[PASSAGE GIVEN]
***

For Commonwealth of Pennsylvania, APPELLANT: Kathleen Granahan Kane, Esq., Kelley Lynn Nelson, Esq., Richard A. Sheetz, Esq., PA Office of Attorney General; Christopher Joseph Schmidt, Esq.

For Justin David Holmes, APPELLEE: David Crowley, Esq., Deborah Lux, Esq., Centre County Public Defender's Office.

BEFORE: CASTILLE, C.J., SAYLOR, EAKIN, BAER, TODD, McCAFFERY, STEVENS, JJ. MR. CHIEF JUSTICE CASTILLE. Messrs. Justice Saylor, Baer and Stevens join the opinion. Mr. Justice Saylor files a concurring opinion. Mr. Justice Eakin files a concurring opinion in which Mr. Justice McCaffery joins. Mr. Justice Baer files a concurring opinion. Madame Justice Todd files a concurring opinion in which Mr. Justice McCaffery joins.


Page 563


In this appeal, we consider the reviewability of claims of ineffective assistance of counsel on post-verdict motions and direct appeal under Commonwealth v. Bomar, 573 Pa. 426, 826 A.2d 831 (Pa. 2003), cert. denied, 540 U.S. 1115, 124 S.Ct. 1053, 157 L.Ed.2d 906 (2004), and Commonwealth v. Grant, 572 Pa. 48, 813 A.2d 726 (Pa. 2002), including the question of whether ineffectiveness claims may be considered if accompanied by a waiver of review as of right under the Post Conviction Relief Act, 42 Pa.C.S. § 9541 et seq. (" PCRA" ). For the reasons that follow, we vacate the Superior Court's order and remand to the trial court for proceedings consistent with this Opinion.

By way of summary, we hold that Grant's general rule of deferral to PCRA review remains the pertinent law on the appropriate timing for review of claims of ineffective assistance of counsel; we disapprove of expansions of the exception to that rule recognized in Bomar; and we limit Bomar, a case litigated in the trial court before Grant was decided and at a time when new counsel entering a case upon post-verdict motions was required to raise ineffectiveness claims at the first opportunity, to its pre-Grant facts. We recognize two exceptions, however, both falling within the discretion of the trial judge. First, we appreciate that there may be extraordinary circumstances where a discrete claim (or claims) of trial counsel ineffectiveness is apparent from the record and meritorious to the extent that immediate consideration best serves the interests of justice; and we hold that trial courts retain their discretion to entertain such claims. See infra Part III(C)(1).

***

(Item position entries)
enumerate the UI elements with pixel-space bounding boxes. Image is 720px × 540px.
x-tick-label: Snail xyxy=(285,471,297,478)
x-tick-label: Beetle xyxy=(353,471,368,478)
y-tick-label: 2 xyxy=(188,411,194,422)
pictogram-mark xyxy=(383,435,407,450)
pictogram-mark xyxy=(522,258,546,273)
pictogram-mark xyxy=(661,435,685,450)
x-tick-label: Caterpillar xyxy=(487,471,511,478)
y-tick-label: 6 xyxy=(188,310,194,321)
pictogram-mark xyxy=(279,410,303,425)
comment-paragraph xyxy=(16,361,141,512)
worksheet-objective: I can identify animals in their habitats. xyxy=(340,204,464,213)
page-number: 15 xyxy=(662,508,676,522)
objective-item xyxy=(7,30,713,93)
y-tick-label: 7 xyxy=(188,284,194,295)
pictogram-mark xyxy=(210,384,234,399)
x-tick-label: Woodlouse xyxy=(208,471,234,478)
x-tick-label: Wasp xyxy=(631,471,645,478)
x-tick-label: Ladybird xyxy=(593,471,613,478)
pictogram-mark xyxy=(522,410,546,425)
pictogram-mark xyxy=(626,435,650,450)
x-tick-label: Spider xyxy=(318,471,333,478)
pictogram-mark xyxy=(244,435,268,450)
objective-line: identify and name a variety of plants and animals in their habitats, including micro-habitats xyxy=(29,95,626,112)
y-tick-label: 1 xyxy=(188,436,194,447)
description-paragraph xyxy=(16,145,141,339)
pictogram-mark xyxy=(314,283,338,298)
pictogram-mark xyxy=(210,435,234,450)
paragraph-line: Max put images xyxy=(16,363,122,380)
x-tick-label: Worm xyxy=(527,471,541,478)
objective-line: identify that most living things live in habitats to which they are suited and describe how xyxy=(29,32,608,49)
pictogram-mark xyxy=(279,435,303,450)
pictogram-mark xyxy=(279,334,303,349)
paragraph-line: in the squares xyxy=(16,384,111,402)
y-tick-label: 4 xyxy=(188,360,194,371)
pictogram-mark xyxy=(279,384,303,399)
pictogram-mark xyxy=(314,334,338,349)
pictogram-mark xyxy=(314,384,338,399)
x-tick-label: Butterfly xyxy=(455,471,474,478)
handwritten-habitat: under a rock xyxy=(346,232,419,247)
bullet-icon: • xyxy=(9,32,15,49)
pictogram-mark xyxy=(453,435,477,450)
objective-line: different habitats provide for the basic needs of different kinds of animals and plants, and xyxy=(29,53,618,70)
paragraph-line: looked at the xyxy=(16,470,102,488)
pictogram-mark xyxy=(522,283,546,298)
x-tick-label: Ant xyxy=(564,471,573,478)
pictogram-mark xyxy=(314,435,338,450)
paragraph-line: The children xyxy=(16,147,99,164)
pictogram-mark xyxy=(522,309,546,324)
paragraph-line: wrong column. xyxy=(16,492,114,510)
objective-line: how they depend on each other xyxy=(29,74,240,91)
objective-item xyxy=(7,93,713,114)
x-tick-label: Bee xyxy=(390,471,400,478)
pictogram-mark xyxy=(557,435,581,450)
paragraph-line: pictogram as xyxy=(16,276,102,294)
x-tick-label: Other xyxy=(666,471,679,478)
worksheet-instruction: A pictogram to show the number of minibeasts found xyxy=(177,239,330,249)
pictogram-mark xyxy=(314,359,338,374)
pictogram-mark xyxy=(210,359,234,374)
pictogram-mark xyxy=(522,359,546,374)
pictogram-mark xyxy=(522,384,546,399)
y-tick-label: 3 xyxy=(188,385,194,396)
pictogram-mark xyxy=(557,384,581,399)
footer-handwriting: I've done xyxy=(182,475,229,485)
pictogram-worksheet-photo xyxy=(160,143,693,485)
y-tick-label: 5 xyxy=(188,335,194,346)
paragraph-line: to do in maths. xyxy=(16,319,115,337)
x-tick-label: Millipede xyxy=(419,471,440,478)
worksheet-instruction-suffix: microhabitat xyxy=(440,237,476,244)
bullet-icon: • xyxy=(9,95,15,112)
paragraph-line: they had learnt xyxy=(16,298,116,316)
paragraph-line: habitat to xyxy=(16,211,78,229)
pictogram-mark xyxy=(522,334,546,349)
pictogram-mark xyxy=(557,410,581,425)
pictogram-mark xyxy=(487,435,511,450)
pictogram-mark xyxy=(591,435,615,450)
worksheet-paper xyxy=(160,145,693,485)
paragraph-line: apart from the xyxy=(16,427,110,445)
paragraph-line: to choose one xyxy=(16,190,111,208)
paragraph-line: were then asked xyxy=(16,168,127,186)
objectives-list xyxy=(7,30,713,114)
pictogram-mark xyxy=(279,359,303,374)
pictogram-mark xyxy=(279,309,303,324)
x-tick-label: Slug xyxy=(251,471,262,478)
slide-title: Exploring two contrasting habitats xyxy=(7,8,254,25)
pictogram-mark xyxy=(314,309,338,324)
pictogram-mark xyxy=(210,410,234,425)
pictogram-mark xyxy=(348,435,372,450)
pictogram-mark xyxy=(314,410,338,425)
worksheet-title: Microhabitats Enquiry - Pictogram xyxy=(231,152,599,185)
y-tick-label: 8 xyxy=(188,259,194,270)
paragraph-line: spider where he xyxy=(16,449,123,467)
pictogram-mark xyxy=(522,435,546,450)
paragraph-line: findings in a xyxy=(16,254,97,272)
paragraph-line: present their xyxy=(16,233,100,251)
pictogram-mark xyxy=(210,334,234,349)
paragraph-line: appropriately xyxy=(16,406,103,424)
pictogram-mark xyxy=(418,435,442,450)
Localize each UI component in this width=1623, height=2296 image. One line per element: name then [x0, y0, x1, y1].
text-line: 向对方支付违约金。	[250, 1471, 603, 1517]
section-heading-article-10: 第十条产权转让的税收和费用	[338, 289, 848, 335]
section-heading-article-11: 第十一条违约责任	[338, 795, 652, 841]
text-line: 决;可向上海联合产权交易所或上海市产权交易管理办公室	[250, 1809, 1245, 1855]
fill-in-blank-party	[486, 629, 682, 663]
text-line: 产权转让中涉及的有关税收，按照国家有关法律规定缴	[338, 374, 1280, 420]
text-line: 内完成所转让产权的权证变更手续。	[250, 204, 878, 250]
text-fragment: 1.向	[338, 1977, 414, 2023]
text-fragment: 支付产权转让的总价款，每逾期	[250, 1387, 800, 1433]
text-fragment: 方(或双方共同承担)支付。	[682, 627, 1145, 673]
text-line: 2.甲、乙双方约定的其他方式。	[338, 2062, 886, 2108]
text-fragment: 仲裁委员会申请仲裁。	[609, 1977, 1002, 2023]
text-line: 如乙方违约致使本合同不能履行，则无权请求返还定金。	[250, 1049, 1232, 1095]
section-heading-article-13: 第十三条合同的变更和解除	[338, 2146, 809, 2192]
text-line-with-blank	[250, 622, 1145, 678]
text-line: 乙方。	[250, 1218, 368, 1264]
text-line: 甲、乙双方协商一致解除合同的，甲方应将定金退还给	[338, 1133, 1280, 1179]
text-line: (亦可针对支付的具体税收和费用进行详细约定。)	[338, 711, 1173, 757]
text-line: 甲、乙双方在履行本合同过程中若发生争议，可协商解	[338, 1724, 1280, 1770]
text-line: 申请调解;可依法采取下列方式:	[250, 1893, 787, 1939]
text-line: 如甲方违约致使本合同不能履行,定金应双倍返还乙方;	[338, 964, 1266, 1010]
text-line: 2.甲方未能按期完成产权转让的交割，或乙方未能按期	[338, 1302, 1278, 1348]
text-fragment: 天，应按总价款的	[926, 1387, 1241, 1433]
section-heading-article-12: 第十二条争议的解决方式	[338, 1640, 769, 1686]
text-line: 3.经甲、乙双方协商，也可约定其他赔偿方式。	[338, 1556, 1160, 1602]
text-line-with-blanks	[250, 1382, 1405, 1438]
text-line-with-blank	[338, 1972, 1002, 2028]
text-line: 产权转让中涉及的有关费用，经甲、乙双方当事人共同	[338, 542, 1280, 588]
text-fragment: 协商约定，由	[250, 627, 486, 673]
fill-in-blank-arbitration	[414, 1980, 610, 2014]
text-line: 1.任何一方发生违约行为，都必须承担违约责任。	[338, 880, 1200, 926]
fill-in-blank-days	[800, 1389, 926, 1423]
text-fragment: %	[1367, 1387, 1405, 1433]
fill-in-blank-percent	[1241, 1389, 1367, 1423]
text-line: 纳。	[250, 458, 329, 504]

***

[WRITTEN TASKS]
[1] According to the opinion, which office represents the appellee, Justin David Holmes?
[2] Reproduce the opinion from "For Commonwealth of" to "Joseph Schmidt, Esq.".
Rely on the opinion alone.

[OUTPUTS]
[1] The Centre County Public Defender's Office.

[2]
For Commonwealth of Pennsylvania, APPELLANT: Kathleen Granahan Kane, Esq., Kelley Lynn Nelson, Esq., Richard A. Sheetz, Esq., PA Office of Attorney General; Christopher Joseph Schmidt, Esq.